::: DATA PROVIDED
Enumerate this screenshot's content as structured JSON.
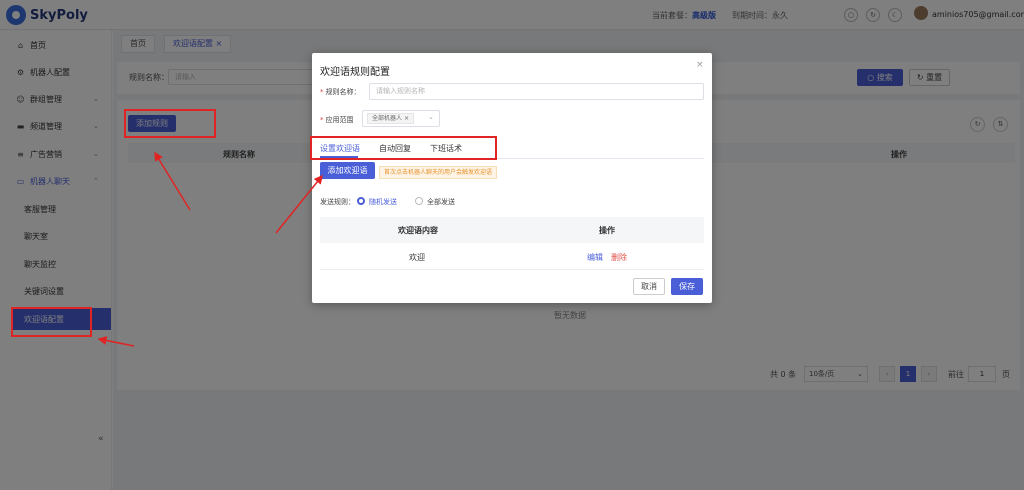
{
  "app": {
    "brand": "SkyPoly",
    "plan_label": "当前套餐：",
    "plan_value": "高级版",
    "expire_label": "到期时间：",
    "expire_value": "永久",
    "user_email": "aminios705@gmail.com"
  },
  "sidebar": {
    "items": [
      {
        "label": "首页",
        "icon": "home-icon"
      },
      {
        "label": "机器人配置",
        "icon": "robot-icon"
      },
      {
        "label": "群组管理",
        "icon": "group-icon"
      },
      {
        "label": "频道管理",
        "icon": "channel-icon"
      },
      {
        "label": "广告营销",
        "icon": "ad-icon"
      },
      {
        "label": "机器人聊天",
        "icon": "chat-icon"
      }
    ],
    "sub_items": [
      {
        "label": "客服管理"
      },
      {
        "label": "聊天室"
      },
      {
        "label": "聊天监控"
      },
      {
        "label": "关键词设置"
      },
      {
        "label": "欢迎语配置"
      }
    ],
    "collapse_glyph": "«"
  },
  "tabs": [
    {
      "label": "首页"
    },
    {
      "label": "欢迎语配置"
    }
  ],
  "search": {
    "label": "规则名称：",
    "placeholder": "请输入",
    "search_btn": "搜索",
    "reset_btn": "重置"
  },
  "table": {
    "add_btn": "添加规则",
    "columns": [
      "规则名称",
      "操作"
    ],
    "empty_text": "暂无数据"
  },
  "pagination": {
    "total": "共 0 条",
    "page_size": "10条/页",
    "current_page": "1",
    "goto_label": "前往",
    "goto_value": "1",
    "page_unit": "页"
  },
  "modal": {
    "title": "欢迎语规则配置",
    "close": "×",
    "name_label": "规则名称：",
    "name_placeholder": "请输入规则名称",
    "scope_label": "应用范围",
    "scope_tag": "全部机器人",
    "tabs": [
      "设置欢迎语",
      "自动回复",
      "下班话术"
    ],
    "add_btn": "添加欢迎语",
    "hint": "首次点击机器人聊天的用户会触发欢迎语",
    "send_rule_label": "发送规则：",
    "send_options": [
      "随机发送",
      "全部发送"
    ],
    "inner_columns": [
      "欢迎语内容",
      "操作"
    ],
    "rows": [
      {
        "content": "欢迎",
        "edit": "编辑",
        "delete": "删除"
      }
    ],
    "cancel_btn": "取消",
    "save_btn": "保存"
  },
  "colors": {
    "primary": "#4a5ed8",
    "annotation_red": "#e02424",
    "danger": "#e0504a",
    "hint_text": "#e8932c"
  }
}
::::::
* _WHAT TO PRODUCE_: Print out every entry above without changing a word, and leave out the pictures.

* _FINISHED ANSWER_:
Enumerate this screenshot's content as structured JSON.
{
  "app": {
    "brand": "SkyPoly",
    "plan_label": "当前套餐：",
    "plan_value": "高级版",
    "expire_label": "到期时间：",
    "expire_value": "永久",
    "user_email": "aminios705@gmail.com"
  },
  "sidebar": {
    "items": [
      {
        "label": "首页",
        "icon": "home-icon"
      },
      {
        "label": "机器人配置",
        "icon": "robot-icon"
      },
      {
        "label": "群组管理",
        "icon": "group-icon"
      },
      {
        "label": "频道管理",
        "icon": "channel-icon"
      },
      {
        "label": "广告营销",
        "icon": "ad-icon"
      },
      {
        "label": "机器人聊天",
        "icon": "chat-icon"
      }
    ],
    "sub_items": [
      {
        "label": "客服管理"
      },
      {
        "label": "聊天室"
      },
      {
        "label": "聊天监控"
      },
      {
        "label": "关键词设置"
      },
      {
        "label": "欢迎语配置"
      }
    ],
    "collapse_glyph": "«"
  },
  "tabs": [
    {
      "label": "首页"
    },
    {
      "label": "欢迎语配置"
    }
  ],
  "search": {
    "label": "规则名称：",
    "placeholder": "请输入",
    "search_btn": "搜索",
    "reset_btn": "重置"
  },
  "table": {
    "add_btn": "添加规则",
    "columns": [
      "规则名称",
      "操作"
    ],
    "empty_text": "暂无数据"
  },
  "pagination": {
    "total": "共 0 条",
    "page_size": "10条/页",
    "current_page": "1",
    "goto_label": "前往",
    "goto_value": "1",
    "page_unit": "页"
  },
  "modal": {
    "title": "欢迎语规则配置",
    "close": "×",
    "name_label": "规则名称：",
    "name_placeholder": "请输入规则名称",
    "scope_label": "应用范围",
    "scope_tag": "全部机器人",
    "tabs": [
      "设置欢迎语",
      "自动回复",
      "下班话术"
    ],
    "add_btn": "添加欢迎语",
    "hint": "首次点击机器人聊天的用户会触发欢迎语",
    "send_rule_label": "发送规则：",
    "send_options": [
      "随机发送",
      "全部发送"
    ],
    "inner_columns": [
      "欢迎语内容",
      "操作"
    ],
    "rows": [
      {
        "content": "欢迎",
        "edit": "编辑",
        "delete": "删除"
      }
    ],
    "cancel_btn": "取消",
    "save_btn": "保存"
  },
  "colors": {
    "primary": "#4a5ed8",
    "annotation_red": "#e02424",
    "danger": "#e0504a",
    "hint_text": "#e8932c"
  }
}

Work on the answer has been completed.